Every entry below should be printed exactly, without its images.

RECORDS SUPPLIED:

::::

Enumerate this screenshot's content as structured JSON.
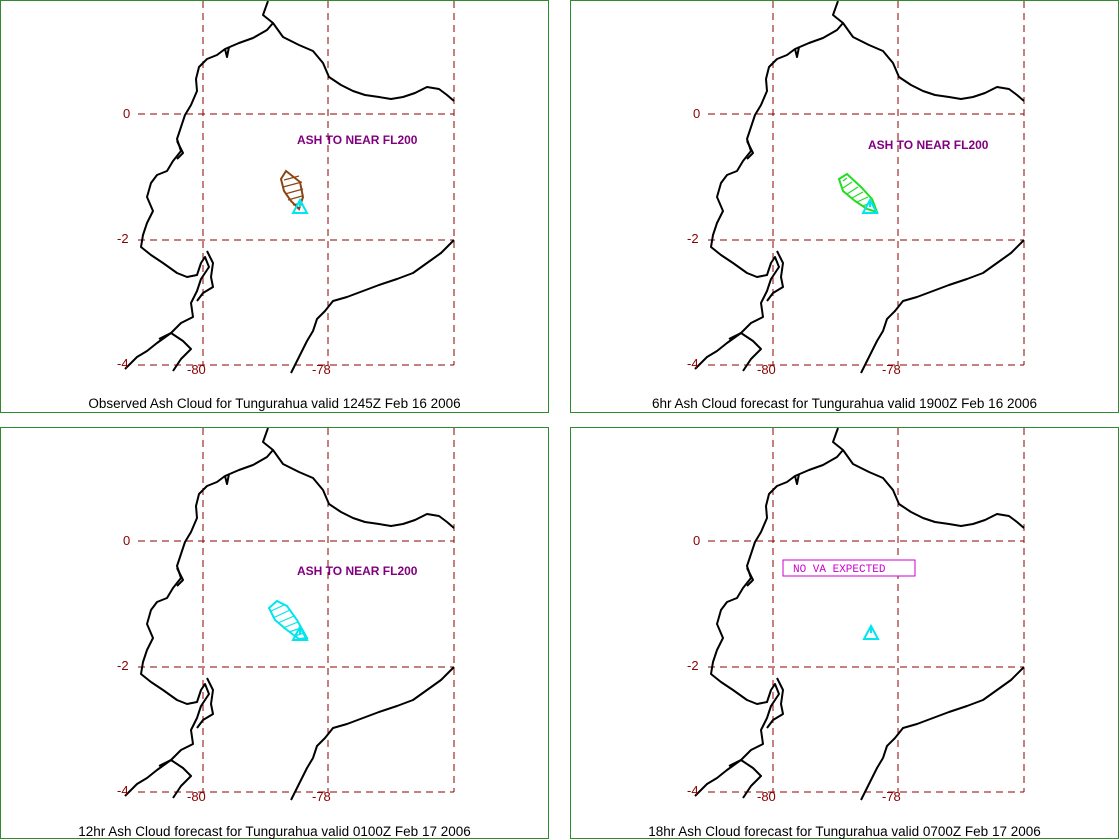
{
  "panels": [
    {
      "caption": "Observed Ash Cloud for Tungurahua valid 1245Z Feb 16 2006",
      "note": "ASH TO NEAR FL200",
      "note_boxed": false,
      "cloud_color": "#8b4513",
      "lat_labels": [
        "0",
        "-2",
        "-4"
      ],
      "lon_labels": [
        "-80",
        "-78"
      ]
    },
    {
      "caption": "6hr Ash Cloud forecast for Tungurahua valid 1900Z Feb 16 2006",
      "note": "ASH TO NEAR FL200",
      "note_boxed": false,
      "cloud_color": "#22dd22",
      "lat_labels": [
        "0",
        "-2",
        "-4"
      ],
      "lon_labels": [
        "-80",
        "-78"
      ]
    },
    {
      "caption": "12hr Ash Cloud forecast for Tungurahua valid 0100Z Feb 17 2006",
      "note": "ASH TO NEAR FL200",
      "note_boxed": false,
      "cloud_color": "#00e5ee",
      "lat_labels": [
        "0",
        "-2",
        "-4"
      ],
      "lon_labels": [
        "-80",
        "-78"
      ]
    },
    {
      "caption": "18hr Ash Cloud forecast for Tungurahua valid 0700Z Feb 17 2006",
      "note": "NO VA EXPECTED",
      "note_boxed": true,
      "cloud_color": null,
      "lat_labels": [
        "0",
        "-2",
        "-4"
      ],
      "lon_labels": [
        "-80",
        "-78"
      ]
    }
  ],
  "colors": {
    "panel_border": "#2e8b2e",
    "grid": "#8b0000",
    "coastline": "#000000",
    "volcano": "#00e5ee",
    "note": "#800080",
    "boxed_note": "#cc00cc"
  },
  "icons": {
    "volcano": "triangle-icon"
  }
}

::::

ANSWER IN FULL:
Enumerate this screenshot's content as structured JSON.
{
  "panels": [
    {
      "caption": "Observed Ash Cloud for Tungurahua valid 1245Z Feb 16 2006",
      "note": "ASH TO NEAR FL200",
      "note_boxed": false,
      "cloud_color": "#8b4513",
      "lat_labels": [
        "0",
        "-2",
        "-4"
      ],
      "lon_labels": [
        "-80",
        "-78"
      ]
    },
    {
      "caption": "6hr Ash Cloud forecast for Tungurahua valid 1900Z Feb 16 2006",
      "note": "ASH TO NEAR FL200",
      "note_boxed": false,
      "cloud_color": "#22dd22",
      "lat_labels": [
        "0",
        "-2",
        "-4"
      ],
      "lon_labels": [
        "-80",
        "-78"
      ]
    },
    {
      "caption": "12hr Ash Cloud forecast for Tungurahua valid 0100Z Feb 17 2006",
      "note": "ASH TO NEAR FL200",
      "note_boxed": false,
      "cloud_color": "#00e5ee",
      "lat_labels": [
        "0",
        "-2",
        "-4"
      ],
      "lon_labels": [
        "-80",
        "-78"
      ]
    },
    {
      "caption": "18hr Ash Cloud forecast for Tungurahua valid 0700Z Feb 17 2006",
      "note": "NO VA EXPECTED",
      "note_boxed": true,
      "cloud_color": null,
      "lat_labels": [
        "0",
        "-2",
        "-4"
      ],
      "lon_labels": [
        "-80",
        "-78"
      ]
    }
  ],
  "colors": {
    "panel_border": "#2e8b2e",
    "grid": "#8b0000",
    "coastline": "#000000",
    "volcano": "#00e5ee",
    "note": "#800080",
    "boxed_note": "#cc00cc"
  },
  "icons": {
    "volcano": "triangle-icon"
  }
}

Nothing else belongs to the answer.